◆ Exercise brief: Your response should consist solely of the records, written out exactly.

Document transcription data:
"""

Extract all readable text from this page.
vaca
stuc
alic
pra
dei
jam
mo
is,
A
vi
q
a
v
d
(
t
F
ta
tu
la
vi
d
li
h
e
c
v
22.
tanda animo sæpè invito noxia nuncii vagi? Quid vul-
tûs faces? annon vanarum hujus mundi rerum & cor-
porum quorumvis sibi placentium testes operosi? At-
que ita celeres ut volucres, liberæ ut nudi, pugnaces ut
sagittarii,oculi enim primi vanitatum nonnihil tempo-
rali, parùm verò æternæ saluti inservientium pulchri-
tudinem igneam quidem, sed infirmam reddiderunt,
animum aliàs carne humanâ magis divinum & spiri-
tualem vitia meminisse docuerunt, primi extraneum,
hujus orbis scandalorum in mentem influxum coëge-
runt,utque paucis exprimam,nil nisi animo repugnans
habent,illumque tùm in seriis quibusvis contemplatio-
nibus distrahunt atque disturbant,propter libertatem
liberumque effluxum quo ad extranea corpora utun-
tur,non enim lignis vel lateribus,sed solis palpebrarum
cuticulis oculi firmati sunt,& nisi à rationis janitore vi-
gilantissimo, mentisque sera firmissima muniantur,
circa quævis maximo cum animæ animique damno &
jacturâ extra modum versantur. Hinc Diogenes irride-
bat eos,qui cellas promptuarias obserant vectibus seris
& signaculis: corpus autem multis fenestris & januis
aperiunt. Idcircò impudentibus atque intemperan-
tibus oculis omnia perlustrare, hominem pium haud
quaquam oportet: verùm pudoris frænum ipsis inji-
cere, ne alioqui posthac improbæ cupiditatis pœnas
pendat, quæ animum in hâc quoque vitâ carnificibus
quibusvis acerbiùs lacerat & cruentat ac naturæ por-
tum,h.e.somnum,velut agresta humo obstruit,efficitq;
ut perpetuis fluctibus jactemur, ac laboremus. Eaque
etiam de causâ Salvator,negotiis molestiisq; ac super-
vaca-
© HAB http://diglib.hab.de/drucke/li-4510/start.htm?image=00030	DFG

"""

◆ Answer space:
Extract all readable text from this page.
vaca
stuc
alic
pra
dei
jam
mo
is,
A
vi
q
a
v
d
(
t
F
ta
tu
la
vi
d
li
h
e
c
v
22.
tanda animo sæpè invito noxia nuncii vagi? Quid vul-
tûs faces? annon vanarum hujus mundi rerum & cor-
porum quorumvis sibi placentium testes operosi? At-
que ita celeres ut volucres, liberæ ut nudi, pugnaces ut
sagittarii,oculi enim primi vanitatum nonnihil tempo-
rali, parùm verò æternæ saluti inservientium pulchri-
tudinem igneam quidem, sed infirmam reddiderunt,
animum aliàs carne humanâ magis divinum & spiri-
tualem vitia meminisse docuerunt, primi extraneum,
hujus orbis scandalorum in mentem influxum coëge-
runt,utque paucis exprimam,nil nisi animo repugnans
habent,illumque tùm in seriis quibusvis contemplatio-
nibus distrahunt atque disturbant,propter libertatem
liberumque effluxum quo ad extranea corpora utun-
tur,non enim lignis vel lateribus,sed solis palpebrarum
cuticulis oculi firmati sunt,& nisi à rationis janitore vi-
gilantissimo, mentisque sera firmissima muniantur,
circa quævis maximo cum animæ animique damno &
jacturâ extra modum versantur. Hinc Diogenes irride-
bat eos,qui cellas promptuarias obserant vectibus seris
& signaculis: corpus autem multis fenestris & januis
aperiunt. Idcircò impudentibus atque intemperan-
tibus oculis omnia perlustrare, hominem pium haud
quaquam oportet: verùm pudoris frænum ipsis inji-
cere, ne alioqui posthac improbæ cupiditatis pœnas
pendat, quæ animum in hâc quoque vitâ carnificibus
quibusvis acerbiùs lacerat & cruentat ac naturæ por-
tum,h.e.somnum,velut agresta humo obstruit,efficitq;
ut perpetuis fluctibus jactemur, ac laboremus. Eaque
etiam de causâ Salvator,negotiis molestiisq; ac super-
vaca-
© HAB http://diglib.hab.de/drucke/li-4510/start.htm?image=00030	DFG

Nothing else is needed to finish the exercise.